● **Goal**: Omit images. Retype all entries verbatim.

===== Material for this task =====

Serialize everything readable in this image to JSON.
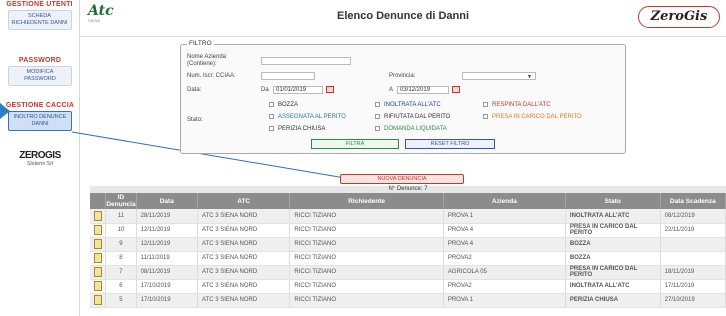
{
  "sidebar": {
    "section1_title": "GESTIONE UTENTI",
    "section1_btn": "SCHEDA RICHIEDENTE DANNI",
    "section2_title": "PASSWORD",
    "section2_btn": "MODIFICA PASSWORD",
    "section3_title": "GESTIONE CACCIA",
    "section3_btn": "INOLTRO DENUNCE DANNI",
    "company_logo": "ZEROGIS",
    "company_sub": "Sistemi Srl"
  },
  "header": {
    "logo_text": "Atc",
    "logo_sub": "SIENA",
    "title": "Elenco Denunce di Danni",
    "right_logo": "ZeroGis"
  },
  "filter": {
    "legend": "Filtro",
    "nome_azienda_label": "Nome Azienda (Contiene):",
    "nome_azienda_value": "",
    "cciaa_label": "Num. Iscr. CCIAA:",
    "cciaa_value": "",
    "provincia_label": "Provincia:",
    "provincia_value": "",
    "data_label": "Data:",
    "da_label": "Da",
    "da_value": "01/01/2019",
    "a_label": "A",
    "a_value": "03/12/2019",
    "stato_label": "Stato:",
    "states": [
      {
        "label": "BOZZA",
        "color": "#333333"
      },
      {
        "label": "INOLTRATA ALL'ATC",
        "color": "#1f3fb0"
      },
      {
        "label": "RESPINTA DALL'ATC",
        "color": "#c0392b"
      },
      {
        "label": "ASSEGNATA AL PERITO",
        "color": "#2b7aa0"
      },
      {
        "label": "RIFIUTATA DAL PERITO",
        "color": "#333333"
      },
      {
        "label": "PRESA IN CARICO DAL PERITO",
        "color": "#e07b17"
      },
      {
        "label": "PERIZIA CHIUSA",
        "color": "#333333"
      },
      {
        "label": "DOMANDA LIQUIDATA",
        "color": "#2a8a3e"
      }
    ],
    "filtra_label": "Filtra",
    "reset_label": "Reset Filtro"
  },
  "nuova_denuncia_label": "Nuova Denuncia",
  "count_label": "N° Denunce: 7",
  "table": {
    "headers": [
      "",
      "ID Denuncia",
      "Data",
      "ATC",
      "Richiedente",
      "Azienda",
      "Stato",
      "Data Scadenza"
    ],
    "rows": [
      {
        "id": "11",
        "data": "28/11/2019",
        "atc": "ATC 3 SIENA NORD",
        "richiedente": "RICCI TIZIANO",
        "azienda": "PROVA 1",
        "stato": "INOLTRATA ALL'ATC",
        "stato_class": "st-inoltrata",
        "scadenza": "08/12/2019"
      },
      {
        "id": "10",
        "data": "12/11/2019",
        "atc": "ATC 3 SIENA NORD",
        "richiedente": "RICCI TIZIANO",
        "azienda": "PROVA 4",
        "stato": "PRESA IN CARICO DAL PERITO",
        "stato_class": "st-presa",
        "scadenza": "22/11/2019"
      },
      {
        "id": "9",
        "data": "12/11/2019",
        "atc": "ATC 3 SIENA NORD",
        "richiedente": "RICCI TIZIANO",
        "azienda": "PROVA 4",
        "stato": "BOZZA",
        "stato_class": "st-bozza",
        "scadenza": ""
      },
      {
        "id": "8",
        "data": "11/11/2019",
        "atc": "ATC 3 SIENA NORD",
        "richiedente": "RICCI TIZIANO",
        "azienda": "PROVA2",
        "stato": "BOZZA",
        "stato_class": "st-bozza",
        "scadenza": ""
      },
      {
        "id": "7",
        "data": "08/11/2019",
        "atc": "ATC 3 SIENA NORD",
        "richiedente": "RICCI TIZIANO",
        "azienda": "AGRICOLA 05",
        "stato": "PRESA IN CARICO DAL PERITO",
        "stato_class": "st-presa",
        "scadenza": "18/11/2019"
      },
      {
        "id": "6",
        "data": "17/10/2019",
        "atc": "ATC 3 SIENA NORD",
        "richiedente": "RICCI TIZIANO",
        "azienda": "PROVA2",
        "stato": "INOLTRATA ALL'ATC",
        "stato_class": "st-inoltrata",
        "scadenza": "17/11/2019"
      },
      {
        "id": "5",
        "data": "17/10/2019",
        "atc": "ATC 3 SIENA NORD",
        "richiedente": "RICCI TIZIANO",
        "azienda": "PROVA 1",
        "stato": "PERIZIA CHIUSA",
        "stato_class": "st-perizia",
        "scadenza": "27/10/2019"
      }
    ]
  }
}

=====

● **Output below**:
Serialize everything readable in this image to JSON.
{
  "sidebar": {
    "section1_title": "GESTIONE UTENTI",
    "section1_btn": "SCHEDA RICHIEDENTE DANNI",
    "section2_title": "PASSWORD",
    "section2_btn": "MODIFICA PASSWORD",
    "section3_title": "GESTIONE CACCIA",
    "section3_btn": "INOLTRO DENUNCE DANNI",
    "company_logo": "ZEROGIS",
    "company_sub": "Sistemi Srl"
  },
  "header": {
    "logo_text": "Atc",
    "logo_sub": "SIENA",
    "title": "Elenco Denunce di Danni",
    "right_logo": "ZeroGis"
  },
  "filter": {
    "legend": "Filtro",
    "nome_azienda_label": "Nome Azienda (Contiene):",
    "nome_azienda_value": "",
    "cciaa_label": "Num. Iscr. CCIAA:",
    "cciaa_value": "",
    "provincia_label": "Provincia:",
    "provincia_value": "",
    "data_label": "Data:",
    "da_label": "Da",
    "da_value": "01/01/2019",
    "a_label": "A",
    "a_value": "03/12/2019",
    "stato_label": "Stato:",
    "states": [
      {
        "label": "BOZZA",
        "color": "#333333"
      },
      {
        "label": "INOLTRATA ALL'ATC",
        "color": "#1f3fb0"
      },
      {
        "label": "RESPINTA DALL'ATC",
        "color": "#c0392b"
      },
      {
        "label": "ASSEGNATA AL PERITO",
        "color": "#2b7aa0"
      },
      {
        "label": "RIFIUTATA DAL PERITO",
        "color": "#333333"
      },
      {
        "label": "PRESA IN CARICO DAL PERITO",
        "color": "#e07b17"
      },
      {
        "label": "PERIZIA CHIUSA",
        "color": "#333333"
      },
      {
        "label": "DOMANDA LIQUIDATA",
        "color": "#2a8a3e"
      }
    ],
    "filtra_label": "Filtra",
    "reset_label": "Reset Filtro"
  },
  "nuova_denuncia_label": "Nuova Denuncia",
  "count_label": "N° Denunce: 7",
  "table": {
    "headers": [
      "",
      "ID Denuncia",
      "Data",
      "ATC",
      "Richiedente",
      "Azienda",
      "Stato",
      "Data Scadenza"
    ],
    "rows": [
      {
        "id": "11",
        "data": "28/11/2019",
        "atc": "ATC 3 SIENA NORD",
        "richiedente": "RICCI TIZIANO",
        "azienda": "PROVA 1",
        "stato": "INOLTRATA ALL'ATC",
        "stato_class": "st-inoltrata",
        "scadenza": "08/12/2019"
      },
      {
        "id": "10",
        "data": "12/11/2019",
        "atc": "ATC 3 SIENA NORD",
        "richiedente": "RICCI TIZIANO",
        "azienda": "PROVA 4",
        "stato": "PRESA IN CARICO DAL PERITO",
        "stato_class": "st-presa",
        "scadenza": "22/11/2019"
      },
      {
        "id": "9",
        "data": "12/11/2019",
        "atc": "ATC 3 SIENA NORD",
        "richiedente": "RICCI TIZIANO",
        "azienda": "PROVA 4",
        "stato": "BOZZA",
        "stato_class": "st-bozza",
        "scadenza": ""
      },
      {
        "id": "8",
        "data": "11/11/2019",
        "atc": "ATC 3 SIENA NORD",
        "richiedente": "RICCI TIZIANO",
        "azienda": "PROVA2",
        "stato": "BOZZA",
        "stato_class": "st-bozza",
        "scadenza": ""
      },
      {
        "id": "7",
        "data": "08/11/2019",
        "atc": "ATC 3 SIENA NORD",
        "richiedente": "RICCI TIZIANO",
        "azienda": "AGRICOLA 05",
        "stato": "PRESA IN CARICO DAL PERITO",
        "stato_class": "st-presa",
        "scadenza": "18/11/2019"
      },
      {
        "id": "6",
        "data": "17/10/2019",
        "atc": "ATC 3 SIENA NORD",
        "richiedente": "RICCI TIZIANO",
        "azienda": "PROVA2",
        "stato": "INOLTRATA ALL'ATC",
        "stato_class": "st-inoltrata",
        "scadenza": "17/11/2019"
      },
      {
        "id": "5",
        "data": "17/10/2019",
        "atc": "ATC 3 SIENA NORD",
        "richiedente": "RICCI TIZIANO",
        "azienda": "PROVA 1",
        "stato": "PERIZIA CHIUSA",
        "stato_class": "st-perizia",
        "scadenza": "27/10/2019"
      }
    ]
  }
}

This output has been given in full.